Find each line with the word "colors" in it, then give the total alone.

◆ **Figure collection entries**
##########

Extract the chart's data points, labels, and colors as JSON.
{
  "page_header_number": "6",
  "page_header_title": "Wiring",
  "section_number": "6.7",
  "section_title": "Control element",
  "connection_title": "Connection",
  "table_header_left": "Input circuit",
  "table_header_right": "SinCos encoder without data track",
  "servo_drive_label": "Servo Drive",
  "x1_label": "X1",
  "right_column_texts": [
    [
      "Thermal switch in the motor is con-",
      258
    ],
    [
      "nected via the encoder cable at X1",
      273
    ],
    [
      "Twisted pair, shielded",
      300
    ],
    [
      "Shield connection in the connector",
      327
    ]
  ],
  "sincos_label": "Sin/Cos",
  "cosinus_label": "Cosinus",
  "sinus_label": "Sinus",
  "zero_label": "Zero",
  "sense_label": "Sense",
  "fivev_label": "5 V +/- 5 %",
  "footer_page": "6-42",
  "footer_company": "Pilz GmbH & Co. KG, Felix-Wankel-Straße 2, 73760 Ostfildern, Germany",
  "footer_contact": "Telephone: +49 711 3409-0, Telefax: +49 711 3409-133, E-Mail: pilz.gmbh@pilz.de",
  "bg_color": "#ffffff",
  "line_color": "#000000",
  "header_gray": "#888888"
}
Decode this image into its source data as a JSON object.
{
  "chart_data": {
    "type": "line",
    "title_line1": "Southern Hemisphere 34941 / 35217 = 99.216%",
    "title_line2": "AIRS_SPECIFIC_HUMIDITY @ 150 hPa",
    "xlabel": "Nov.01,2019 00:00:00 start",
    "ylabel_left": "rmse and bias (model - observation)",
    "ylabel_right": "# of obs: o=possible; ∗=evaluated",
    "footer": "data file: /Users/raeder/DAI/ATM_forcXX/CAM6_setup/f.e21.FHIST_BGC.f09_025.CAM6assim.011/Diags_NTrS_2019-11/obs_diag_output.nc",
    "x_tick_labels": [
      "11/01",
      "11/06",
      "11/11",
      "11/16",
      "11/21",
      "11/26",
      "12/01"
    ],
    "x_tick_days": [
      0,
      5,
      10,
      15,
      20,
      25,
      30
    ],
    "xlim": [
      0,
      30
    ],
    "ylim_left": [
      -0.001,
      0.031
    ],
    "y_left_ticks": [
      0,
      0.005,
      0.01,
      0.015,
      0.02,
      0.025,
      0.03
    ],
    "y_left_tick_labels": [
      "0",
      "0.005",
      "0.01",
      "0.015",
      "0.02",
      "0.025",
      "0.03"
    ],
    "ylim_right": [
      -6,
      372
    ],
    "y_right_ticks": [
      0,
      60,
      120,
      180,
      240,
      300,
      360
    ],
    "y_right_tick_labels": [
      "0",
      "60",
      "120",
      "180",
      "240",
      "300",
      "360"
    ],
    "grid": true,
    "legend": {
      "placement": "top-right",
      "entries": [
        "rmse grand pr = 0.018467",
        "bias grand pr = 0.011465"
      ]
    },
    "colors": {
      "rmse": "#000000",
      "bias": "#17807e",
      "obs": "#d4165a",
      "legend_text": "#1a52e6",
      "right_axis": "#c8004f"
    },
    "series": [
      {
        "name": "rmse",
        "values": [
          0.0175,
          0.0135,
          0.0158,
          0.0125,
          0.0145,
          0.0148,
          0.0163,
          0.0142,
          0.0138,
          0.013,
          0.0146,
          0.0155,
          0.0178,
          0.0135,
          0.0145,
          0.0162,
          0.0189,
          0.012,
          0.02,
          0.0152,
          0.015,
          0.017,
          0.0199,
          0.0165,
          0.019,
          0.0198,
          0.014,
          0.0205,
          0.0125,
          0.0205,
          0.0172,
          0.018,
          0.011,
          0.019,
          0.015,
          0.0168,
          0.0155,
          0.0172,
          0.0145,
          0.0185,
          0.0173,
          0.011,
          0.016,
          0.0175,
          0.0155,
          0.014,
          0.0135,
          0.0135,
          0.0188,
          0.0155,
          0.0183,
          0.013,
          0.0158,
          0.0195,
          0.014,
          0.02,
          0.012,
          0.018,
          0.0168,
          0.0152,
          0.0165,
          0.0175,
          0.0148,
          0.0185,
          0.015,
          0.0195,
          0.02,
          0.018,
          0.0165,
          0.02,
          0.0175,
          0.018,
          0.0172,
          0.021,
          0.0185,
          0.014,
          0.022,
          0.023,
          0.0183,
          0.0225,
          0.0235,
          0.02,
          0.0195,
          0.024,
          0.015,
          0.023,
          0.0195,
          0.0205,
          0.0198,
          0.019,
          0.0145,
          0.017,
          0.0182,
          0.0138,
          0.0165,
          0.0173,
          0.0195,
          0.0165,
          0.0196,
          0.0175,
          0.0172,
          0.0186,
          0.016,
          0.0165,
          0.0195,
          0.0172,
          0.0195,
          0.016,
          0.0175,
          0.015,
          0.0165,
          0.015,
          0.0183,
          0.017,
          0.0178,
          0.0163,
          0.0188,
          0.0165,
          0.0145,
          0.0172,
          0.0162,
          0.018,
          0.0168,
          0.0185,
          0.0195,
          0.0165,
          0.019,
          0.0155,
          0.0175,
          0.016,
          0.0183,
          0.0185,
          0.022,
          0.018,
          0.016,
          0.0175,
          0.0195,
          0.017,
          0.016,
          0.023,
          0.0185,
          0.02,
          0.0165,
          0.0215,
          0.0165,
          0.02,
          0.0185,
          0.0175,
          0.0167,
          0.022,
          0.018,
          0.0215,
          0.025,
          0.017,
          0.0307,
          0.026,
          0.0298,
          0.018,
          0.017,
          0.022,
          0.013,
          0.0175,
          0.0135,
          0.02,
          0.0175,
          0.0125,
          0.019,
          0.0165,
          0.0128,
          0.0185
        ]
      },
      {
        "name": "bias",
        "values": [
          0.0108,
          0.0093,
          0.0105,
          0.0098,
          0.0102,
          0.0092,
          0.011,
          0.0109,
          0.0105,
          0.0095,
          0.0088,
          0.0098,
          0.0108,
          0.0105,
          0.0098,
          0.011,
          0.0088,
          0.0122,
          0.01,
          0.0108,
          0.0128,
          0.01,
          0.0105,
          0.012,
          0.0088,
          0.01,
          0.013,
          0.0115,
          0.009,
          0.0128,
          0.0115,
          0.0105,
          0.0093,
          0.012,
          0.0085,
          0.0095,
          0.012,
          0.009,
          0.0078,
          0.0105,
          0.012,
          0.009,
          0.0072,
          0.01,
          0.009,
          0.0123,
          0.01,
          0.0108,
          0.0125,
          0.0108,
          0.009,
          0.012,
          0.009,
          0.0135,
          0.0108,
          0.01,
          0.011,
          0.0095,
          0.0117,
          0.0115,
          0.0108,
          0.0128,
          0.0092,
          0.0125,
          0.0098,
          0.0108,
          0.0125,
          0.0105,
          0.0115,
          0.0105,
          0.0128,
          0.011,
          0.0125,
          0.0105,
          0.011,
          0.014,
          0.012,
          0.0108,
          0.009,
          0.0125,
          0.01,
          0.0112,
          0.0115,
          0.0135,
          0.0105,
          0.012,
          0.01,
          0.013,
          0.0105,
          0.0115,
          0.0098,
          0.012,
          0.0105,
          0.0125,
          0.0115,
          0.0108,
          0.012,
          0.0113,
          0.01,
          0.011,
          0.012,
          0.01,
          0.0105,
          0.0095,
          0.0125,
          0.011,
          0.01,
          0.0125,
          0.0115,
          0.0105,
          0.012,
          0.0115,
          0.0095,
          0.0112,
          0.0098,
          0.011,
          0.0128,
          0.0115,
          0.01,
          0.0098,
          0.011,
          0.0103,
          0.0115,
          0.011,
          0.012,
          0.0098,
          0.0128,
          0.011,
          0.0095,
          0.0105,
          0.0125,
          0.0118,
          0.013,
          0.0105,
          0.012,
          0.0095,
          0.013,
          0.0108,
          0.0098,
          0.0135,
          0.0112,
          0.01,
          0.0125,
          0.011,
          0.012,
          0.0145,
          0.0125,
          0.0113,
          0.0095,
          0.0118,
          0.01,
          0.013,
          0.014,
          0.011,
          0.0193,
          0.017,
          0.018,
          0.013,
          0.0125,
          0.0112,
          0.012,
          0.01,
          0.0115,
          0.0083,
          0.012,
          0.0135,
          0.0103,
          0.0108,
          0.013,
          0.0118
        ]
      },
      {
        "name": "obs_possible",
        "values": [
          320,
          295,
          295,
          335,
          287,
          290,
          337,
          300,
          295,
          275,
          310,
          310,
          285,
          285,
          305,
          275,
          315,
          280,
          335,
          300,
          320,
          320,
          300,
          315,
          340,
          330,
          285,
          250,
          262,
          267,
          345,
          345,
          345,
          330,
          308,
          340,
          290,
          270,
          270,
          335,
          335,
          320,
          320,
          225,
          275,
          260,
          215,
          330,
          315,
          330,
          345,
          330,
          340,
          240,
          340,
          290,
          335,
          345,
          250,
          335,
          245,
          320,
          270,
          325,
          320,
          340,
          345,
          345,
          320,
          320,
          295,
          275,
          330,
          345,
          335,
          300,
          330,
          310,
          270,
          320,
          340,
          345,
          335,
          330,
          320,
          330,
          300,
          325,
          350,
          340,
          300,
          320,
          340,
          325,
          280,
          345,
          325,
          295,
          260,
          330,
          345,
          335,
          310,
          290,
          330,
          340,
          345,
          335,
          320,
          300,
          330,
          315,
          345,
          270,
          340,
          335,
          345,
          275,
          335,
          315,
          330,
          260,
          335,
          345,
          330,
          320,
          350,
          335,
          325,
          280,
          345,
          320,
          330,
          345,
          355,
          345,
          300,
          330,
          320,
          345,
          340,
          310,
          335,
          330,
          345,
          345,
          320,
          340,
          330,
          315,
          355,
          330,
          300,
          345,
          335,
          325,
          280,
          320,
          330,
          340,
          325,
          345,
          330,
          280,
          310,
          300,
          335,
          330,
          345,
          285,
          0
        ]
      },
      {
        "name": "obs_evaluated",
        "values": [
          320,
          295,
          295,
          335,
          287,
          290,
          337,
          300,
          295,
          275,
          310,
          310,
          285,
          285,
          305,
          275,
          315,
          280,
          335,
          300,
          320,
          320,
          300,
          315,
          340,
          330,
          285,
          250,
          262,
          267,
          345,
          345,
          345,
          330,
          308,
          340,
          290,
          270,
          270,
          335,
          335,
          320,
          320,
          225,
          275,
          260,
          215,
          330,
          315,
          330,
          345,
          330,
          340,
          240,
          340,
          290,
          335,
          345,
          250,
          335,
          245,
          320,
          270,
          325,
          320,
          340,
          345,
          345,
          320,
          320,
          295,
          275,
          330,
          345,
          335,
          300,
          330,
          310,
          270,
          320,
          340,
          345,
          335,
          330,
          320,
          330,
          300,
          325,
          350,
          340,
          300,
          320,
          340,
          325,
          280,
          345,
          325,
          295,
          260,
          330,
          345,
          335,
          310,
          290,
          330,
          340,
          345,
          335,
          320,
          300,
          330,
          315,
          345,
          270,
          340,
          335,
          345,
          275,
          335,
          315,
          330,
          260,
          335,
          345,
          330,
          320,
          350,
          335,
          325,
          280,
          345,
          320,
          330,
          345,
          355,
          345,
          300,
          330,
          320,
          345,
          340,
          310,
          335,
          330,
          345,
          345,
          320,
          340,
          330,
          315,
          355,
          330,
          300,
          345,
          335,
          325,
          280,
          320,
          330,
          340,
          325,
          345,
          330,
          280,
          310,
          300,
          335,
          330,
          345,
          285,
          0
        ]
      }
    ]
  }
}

##########

◆ **Reply to the exercise**
2